• Extracted records

·····

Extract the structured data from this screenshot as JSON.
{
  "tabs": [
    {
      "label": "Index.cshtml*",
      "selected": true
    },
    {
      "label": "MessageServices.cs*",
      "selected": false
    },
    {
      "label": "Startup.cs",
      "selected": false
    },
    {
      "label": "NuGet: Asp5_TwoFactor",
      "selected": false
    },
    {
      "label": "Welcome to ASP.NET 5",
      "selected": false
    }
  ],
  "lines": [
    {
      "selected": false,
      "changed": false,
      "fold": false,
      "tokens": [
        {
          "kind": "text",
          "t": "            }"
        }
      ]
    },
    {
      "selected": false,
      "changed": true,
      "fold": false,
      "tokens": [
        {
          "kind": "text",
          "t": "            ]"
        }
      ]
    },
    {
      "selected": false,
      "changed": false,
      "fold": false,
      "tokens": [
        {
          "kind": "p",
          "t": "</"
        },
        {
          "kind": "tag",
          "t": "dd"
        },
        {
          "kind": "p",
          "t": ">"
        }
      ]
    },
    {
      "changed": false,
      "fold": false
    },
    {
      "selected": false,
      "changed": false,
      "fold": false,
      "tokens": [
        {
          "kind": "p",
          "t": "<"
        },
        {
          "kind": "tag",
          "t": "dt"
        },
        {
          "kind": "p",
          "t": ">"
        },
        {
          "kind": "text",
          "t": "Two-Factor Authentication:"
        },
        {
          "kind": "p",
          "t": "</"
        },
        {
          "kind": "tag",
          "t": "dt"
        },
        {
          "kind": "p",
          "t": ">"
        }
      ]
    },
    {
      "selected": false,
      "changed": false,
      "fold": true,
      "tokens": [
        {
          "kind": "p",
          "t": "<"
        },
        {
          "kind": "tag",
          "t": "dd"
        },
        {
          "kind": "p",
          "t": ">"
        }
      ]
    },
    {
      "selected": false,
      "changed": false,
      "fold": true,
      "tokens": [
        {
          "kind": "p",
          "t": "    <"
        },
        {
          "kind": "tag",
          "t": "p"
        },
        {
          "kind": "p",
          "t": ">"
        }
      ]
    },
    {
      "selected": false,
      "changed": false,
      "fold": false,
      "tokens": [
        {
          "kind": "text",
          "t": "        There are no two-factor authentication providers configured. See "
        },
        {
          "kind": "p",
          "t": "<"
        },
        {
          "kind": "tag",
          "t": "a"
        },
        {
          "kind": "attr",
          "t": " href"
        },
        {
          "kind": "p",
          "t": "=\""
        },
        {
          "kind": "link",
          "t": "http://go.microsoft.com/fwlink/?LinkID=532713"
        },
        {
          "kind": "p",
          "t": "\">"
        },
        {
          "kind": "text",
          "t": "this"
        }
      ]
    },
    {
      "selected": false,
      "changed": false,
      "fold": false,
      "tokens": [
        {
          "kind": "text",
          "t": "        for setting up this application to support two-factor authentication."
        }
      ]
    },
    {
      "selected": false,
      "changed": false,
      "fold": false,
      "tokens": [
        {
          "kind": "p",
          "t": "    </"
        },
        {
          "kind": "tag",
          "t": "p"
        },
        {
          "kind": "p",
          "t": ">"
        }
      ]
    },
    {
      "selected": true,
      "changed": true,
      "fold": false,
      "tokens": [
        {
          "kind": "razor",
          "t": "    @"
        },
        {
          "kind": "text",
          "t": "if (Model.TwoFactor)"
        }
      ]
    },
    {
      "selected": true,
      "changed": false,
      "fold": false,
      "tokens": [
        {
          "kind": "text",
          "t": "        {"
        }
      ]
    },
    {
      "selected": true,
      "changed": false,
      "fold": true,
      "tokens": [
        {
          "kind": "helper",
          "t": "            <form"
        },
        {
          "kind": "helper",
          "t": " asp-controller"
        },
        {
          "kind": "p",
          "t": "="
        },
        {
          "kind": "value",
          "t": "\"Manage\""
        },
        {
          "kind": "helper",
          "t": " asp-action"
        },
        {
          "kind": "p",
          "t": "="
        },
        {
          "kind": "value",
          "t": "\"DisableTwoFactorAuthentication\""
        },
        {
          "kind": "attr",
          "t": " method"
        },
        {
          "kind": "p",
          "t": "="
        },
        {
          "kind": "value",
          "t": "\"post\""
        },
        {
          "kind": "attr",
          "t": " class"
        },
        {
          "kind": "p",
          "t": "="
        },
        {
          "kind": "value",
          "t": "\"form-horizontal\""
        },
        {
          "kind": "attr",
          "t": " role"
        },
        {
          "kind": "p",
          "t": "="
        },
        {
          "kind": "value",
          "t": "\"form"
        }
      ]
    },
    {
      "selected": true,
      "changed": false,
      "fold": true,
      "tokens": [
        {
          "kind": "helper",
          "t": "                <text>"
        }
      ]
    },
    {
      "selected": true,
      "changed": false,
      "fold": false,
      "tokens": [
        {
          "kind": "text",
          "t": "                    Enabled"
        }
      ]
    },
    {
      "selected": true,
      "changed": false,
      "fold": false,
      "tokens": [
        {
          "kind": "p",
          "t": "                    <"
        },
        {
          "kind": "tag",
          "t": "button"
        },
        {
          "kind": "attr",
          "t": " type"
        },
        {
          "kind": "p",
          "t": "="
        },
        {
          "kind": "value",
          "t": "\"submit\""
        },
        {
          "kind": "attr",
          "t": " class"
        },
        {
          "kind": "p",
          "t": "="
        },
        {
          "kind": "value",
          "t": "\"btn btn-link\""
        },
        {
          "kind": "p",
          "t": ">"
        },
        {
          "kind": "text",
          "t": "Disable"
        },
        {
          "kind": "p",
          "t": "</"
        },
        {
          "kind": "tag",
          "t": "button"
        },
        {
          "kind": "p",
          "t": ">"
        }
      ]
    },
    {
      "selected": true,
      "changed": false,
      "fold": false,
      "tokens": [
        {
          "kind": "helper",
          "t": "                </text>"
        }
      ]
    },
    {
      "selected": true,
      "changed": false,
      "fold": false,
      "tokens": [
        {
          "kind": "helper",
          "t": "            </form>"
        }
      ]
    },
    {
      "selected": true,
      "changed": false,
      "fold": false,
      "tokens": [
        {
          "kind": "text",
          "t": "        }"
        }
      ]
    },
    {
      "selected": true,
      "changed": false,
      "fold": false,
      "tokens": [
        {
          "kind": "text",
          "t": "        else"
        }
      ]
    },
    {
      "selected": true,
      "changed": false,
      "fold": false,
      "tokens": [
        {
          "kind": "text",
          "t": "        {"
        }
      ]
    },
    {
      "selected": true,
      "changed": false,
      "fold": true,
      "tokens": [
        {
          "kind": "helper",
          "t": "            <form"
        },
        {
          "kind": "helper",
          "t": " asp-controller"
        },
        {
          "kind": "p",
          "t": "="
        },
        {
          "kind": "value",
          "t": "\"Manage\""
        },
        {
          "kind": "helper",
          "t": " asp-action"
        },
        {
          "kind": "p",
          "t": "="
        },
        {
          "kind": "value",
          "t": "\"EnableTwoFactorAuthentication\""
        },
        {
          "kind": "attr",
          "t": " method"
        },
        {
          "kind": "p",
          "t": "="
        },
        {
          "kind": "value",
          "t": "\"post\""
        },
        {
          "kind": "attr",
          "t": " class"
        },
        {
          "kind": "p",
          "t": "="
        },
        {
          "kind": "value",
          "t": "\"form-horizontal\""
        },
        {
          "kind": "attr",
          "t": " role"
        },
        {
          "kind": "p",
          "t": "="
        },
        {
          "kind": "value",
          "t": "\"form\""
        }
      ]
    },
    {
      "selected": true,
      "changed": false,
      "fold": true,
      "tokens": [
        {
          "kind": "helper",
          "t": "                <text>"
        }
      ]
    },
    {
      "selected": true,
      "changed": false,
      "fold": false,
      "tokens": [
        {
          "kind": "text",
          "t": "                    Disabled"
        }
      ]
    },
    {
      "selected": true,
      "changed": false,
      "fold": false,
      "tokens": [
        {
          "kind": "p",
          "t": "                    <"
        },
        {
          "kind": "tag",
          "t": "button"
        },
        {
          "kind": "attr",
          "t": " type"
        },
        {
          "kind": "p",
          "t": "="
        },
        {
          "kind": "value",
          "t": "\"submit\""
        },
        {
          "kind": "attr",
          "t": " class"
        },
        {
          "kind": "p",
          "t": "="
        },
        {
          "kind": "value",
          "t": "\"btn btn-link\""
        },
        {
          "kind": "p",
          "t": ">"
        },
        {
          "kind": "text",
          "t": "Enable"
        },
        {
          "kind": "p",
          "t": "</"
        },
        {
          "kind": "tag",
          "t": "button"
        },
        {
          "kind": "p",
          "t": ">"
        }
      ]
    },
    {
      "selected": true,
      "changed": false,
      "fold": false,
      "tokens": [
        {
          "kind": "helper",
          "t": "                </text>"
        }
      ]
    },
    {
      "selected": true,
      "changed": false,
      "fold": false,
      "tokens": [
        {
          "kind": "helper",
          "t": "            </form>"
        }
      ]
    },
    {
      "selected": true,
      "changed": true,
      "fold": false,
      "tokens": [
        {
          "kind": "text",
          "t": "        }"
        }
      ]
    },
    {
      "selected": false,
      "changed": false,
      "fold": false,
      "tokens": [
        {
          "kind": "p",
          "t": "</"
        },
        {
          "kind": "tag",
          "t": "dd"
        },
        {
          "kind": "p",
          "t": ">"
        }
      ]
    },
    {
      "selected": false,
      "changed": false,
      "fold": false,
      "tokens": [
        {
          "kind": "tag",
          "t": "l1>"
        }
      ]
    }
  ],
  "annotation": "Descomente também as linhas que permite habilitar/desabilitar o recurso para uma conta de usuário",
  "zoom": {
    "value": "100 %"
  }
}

·····

Return all lines containing "label".

• ANSWER TO THIS TASK
      "label": "Index.cshtml*",
      "label": "MessageServices.cs*",
      "label": "Startup.cs",
      "label": "NuGet: Asp5_TwoFactor",
      "label": "Welcome to ASP.NET 5",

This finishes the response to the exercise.